WHAT IS NEEDED:
Search the records below for the word "icon". Pull out each line that has it.

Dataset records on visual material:
● ● ●

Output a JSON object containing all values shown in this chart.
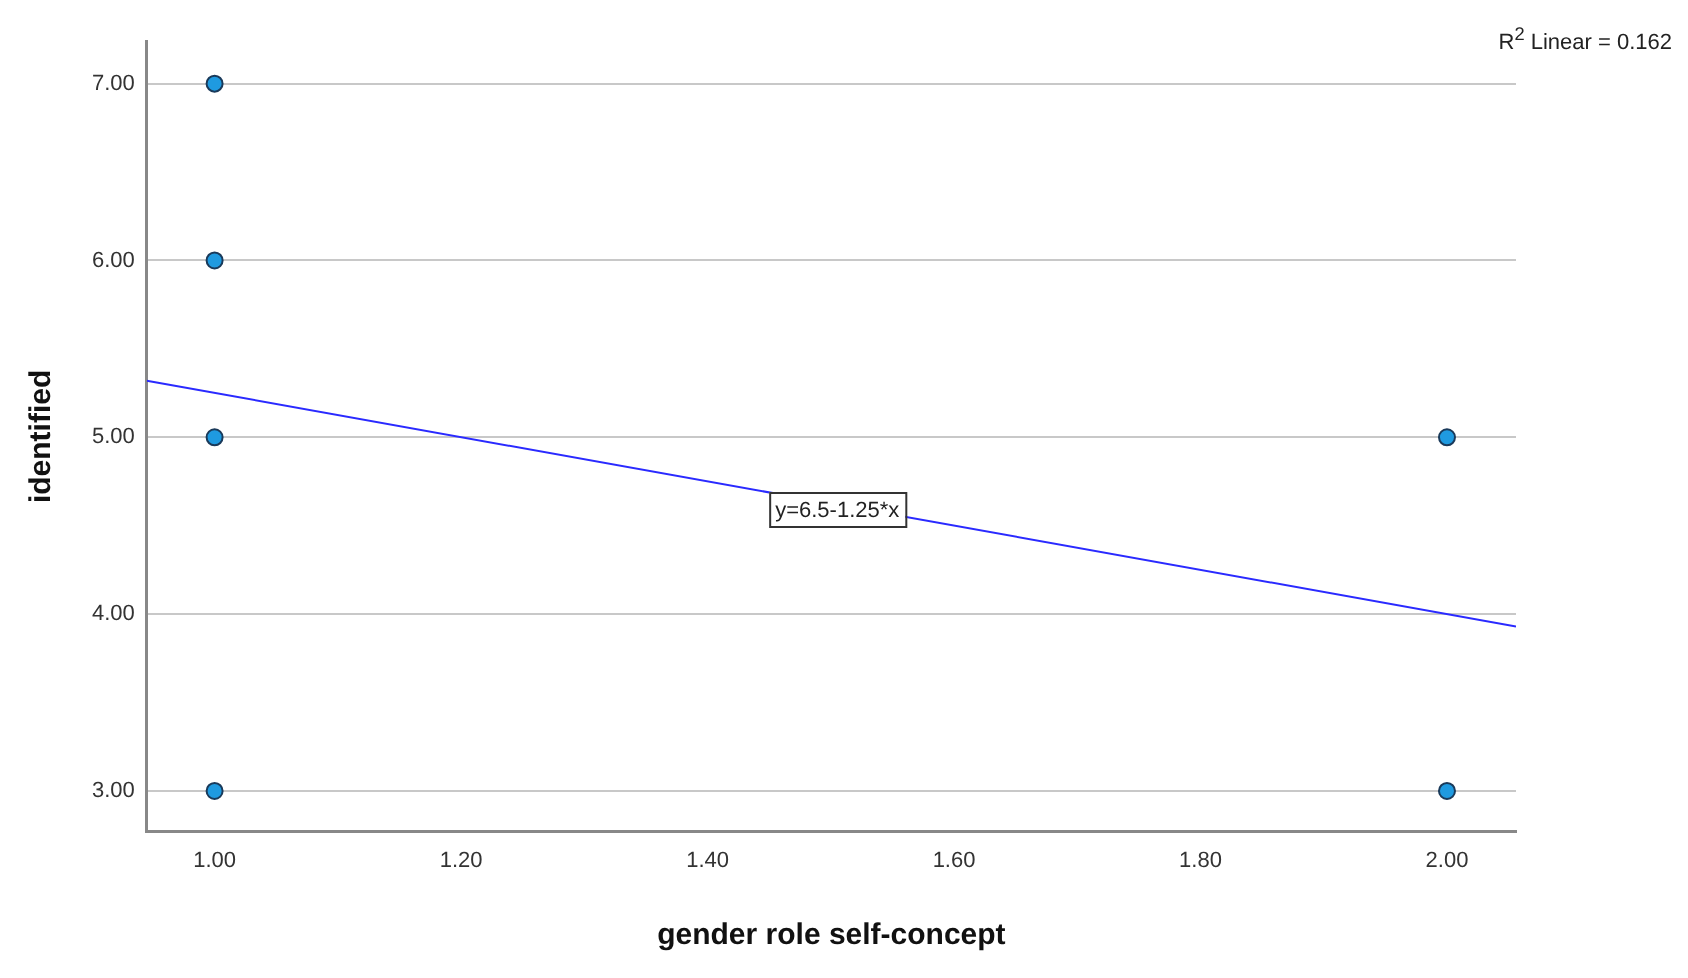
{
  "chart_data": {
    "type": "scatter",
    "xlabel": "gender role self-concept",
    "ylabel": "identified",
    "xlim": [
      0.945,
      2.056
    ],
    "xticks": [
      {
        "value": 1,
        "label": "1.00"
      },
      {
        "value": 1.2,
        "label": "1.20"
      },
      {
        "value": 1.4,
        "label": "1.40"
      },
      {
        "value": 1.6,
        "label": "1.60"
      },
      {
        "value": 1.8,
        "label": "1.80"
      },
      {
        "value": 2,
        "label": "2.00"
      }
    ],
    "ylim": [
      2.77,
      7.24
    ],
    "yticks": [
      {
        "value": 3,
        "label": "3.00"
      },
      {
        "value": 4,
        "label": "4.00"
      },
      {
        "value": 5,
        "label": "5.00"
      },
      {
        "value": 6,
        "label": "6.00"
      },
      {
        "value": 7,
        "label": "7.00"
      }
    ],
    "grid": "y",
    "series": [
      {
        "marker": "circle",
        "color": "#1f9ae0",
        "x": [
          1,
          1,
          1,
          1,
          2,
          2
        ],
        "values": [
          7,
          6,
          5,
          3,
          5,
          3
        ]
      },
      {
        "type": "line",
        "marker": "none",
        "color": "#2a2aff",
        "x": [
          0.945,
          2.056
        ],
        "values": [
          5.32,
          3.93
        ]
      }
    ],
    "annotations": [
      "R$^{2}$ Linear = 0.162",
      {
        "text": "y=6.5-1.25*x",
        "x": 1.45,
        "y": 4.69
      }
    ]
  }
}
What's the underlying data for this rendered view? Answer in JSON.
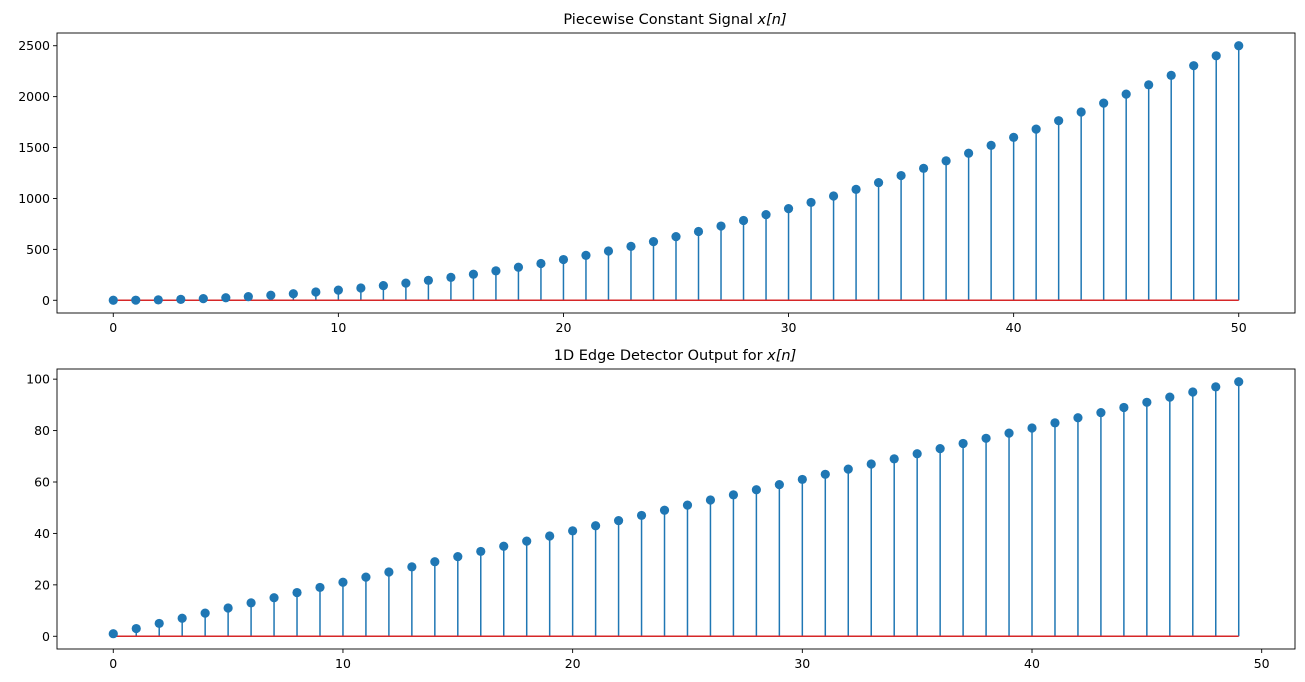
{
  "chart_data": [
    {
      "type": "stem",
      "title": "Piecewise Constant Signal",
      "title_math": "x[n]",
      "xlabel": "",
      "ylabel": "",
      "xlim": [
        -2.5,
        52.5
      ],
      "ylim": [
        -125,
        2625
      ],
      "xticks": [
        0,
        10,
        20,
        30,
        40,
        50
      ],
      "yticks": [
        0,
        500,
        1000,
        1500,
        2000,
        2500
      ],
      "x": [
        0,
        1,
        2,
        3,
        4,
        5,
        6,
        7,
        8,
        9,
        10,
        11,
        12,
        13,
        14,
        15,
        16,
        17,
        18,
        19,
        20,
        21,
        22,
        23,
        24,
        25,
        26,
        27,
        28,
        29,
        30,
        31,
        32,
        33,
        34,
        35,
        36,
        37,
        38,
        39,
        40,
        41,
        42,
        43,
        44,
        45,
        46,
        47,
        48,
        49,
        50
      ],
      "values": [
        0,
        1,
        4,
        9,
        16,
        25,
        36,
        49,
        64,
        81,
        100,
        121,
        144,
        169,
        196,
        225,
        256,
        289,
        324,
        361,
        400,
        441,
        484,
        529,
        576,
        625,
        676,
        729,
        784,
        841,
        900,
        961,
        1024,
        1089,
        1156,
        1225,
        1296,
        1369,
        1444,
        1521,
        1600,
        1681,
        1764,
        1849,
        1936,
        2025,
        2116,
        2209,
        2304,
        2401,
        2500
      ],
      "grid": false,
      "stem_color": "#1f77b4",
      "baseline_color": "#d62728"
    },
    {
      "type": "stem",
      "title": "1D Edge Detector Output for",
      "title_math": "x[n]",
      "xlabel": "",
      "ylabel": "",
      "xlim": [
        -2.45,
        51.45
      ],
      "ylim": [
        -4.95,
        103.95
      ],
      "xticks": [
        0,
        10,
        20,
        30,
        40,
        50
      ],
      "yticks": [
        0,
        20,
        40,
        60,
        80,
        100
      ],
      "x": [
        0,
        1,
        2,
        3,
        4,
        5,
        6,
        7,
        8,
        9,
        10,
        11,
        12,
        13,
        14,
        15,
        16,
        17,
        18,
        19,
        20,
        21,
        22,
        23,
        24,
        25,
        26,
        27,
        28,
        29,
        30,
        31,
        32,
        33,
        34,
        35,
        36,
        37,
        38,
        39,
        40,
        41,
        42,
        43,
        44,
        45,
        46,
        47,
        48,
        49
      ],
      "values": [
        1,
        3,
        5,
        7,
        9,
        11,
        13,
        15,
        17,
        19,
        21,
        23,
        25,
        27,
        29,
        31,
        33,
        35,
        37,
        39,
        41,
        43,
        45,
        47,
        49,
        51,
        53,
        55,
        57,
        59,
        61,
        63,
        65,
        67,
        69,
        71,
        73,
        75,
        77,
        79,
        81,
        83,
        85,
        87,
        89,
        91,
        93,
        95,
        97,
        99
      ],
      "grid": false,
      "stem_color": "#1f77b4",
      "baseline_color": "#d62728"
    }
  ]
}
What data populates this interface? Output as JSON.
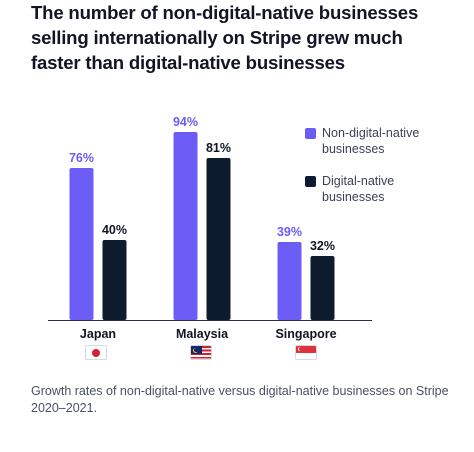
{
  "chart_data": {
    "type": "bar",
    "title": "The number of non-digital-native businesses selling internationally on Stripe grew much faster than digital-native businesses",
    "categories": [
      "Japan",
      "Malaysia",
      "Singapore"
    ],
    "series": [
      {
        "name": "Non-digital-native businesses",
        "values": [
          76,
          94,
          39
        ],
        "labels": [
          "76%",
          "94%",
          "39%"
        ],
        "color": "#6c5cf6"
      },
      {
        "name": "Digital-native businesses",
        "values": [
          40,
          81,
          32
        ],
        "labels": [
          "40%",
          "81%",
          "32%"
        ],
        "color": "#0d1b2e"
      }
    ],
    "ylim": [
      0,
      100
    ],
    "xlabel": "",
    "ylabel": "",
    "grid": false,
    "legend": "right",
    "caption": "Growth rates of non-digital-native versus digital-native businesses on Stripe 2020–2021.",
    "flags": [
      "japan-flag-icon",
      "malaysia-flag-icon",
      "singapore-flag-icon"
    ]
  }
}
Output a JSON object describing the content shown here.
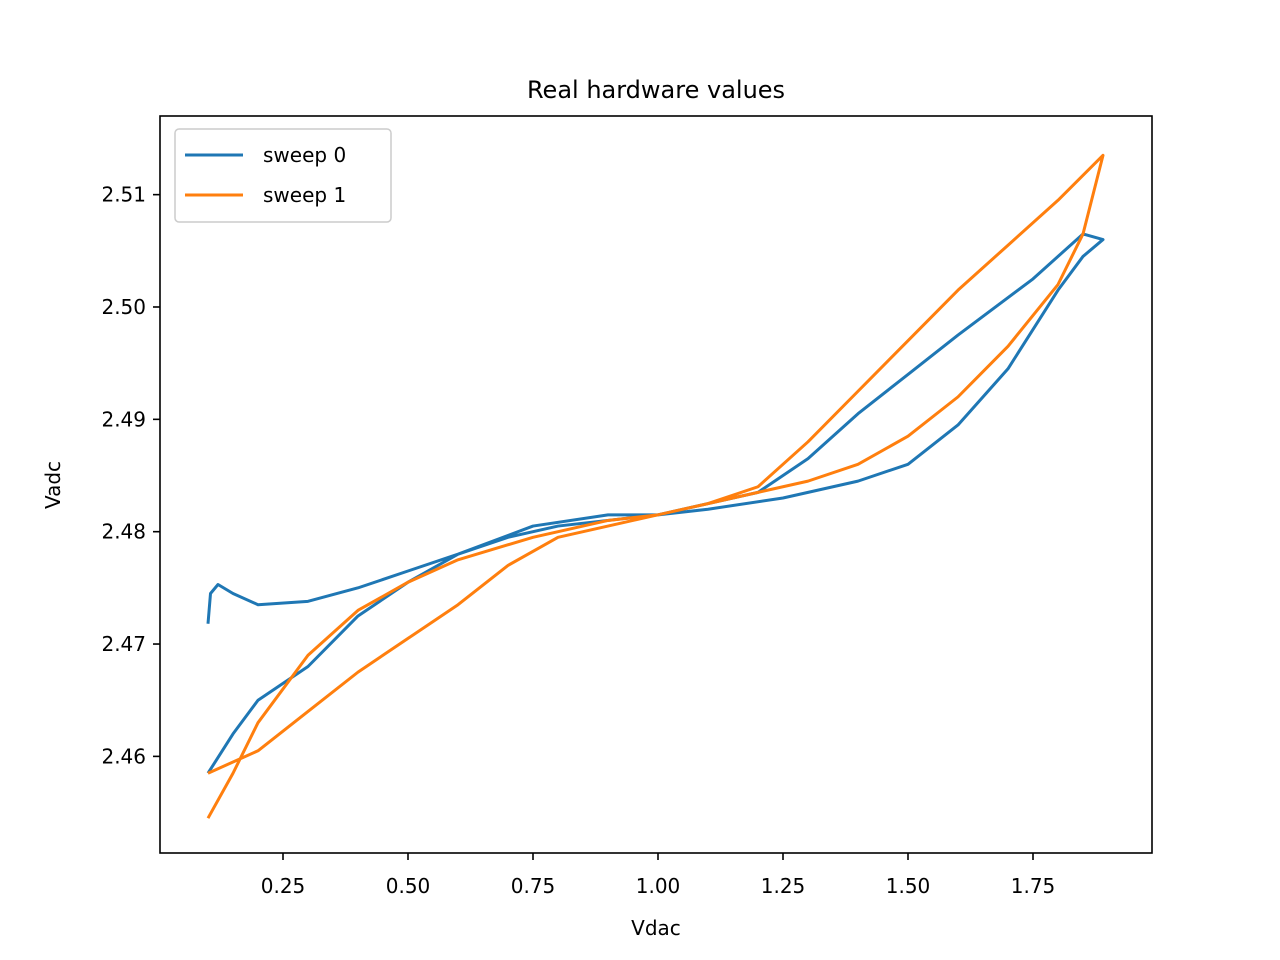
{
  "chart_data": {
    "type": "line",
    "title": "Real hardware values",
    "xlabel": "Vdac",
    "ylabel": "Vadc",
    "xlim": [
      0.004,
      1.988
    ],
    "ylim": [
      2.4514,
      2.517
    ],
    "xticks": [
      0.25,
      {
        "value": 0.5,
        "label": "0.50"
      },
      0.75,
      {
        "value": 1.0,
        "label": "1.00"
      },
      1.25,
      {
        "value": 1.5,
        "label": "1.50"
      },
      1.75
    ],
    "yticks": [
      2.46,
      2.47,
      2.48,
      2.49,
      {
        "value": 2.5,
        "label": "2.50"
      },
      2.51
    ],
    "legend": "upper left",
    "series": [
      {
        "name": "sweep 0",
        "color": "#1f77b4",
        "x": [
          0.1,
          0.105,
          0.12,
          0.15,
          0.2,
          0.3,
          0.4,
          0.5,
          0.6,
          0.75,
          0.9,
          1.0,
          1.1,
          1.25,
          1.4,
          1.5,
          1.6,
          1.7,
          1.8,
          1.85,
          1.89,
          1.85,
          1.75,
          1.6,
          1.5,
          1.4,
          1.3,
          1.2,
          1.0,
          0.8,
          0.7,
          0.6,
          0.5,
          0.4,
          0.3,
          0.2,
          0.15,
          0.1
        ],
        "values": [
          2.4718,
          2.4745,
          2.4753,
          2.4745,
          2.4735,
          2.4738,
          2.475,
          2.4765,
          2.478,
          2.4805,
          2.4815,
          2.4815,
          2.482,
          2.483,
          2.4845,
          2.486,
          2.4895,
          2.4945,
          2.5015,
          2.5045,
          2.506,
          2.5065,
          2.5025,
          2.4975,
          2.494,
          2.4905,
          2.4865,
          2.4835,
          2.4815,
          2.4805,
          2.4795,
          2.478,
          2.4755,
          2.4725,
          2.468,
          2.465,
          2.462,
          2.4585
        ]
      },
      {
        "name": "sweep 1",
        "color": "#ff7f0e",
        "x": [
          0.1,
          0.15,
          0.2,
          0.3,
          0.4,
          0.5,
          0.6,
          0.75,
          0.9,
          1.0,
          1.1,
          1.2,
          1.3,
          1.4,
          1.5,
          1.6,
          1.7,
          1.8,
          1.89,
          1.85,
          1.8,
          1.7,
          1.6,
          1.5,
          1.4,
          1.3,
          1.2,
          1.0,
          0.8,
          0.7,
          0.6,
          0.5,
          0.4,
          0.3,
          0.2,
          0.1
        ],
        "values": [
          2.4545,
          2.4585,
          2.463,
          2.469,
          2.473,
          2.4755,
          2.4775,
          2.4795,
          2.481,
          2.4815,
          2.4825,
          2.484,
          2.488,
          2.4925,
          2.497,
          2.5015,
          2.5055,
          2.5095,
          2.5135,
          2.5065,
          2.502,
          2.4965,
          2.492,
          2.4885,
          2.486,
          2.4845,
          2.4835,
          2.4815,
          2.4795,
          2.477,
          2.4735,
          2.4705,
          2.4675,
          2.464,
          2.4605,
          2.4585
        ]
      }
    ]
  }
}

● ● ●

WRITTEN ANSWER:
      "japan-flag-icon",
      "malaysia-flag-icon",
      "singapore-flag-icon"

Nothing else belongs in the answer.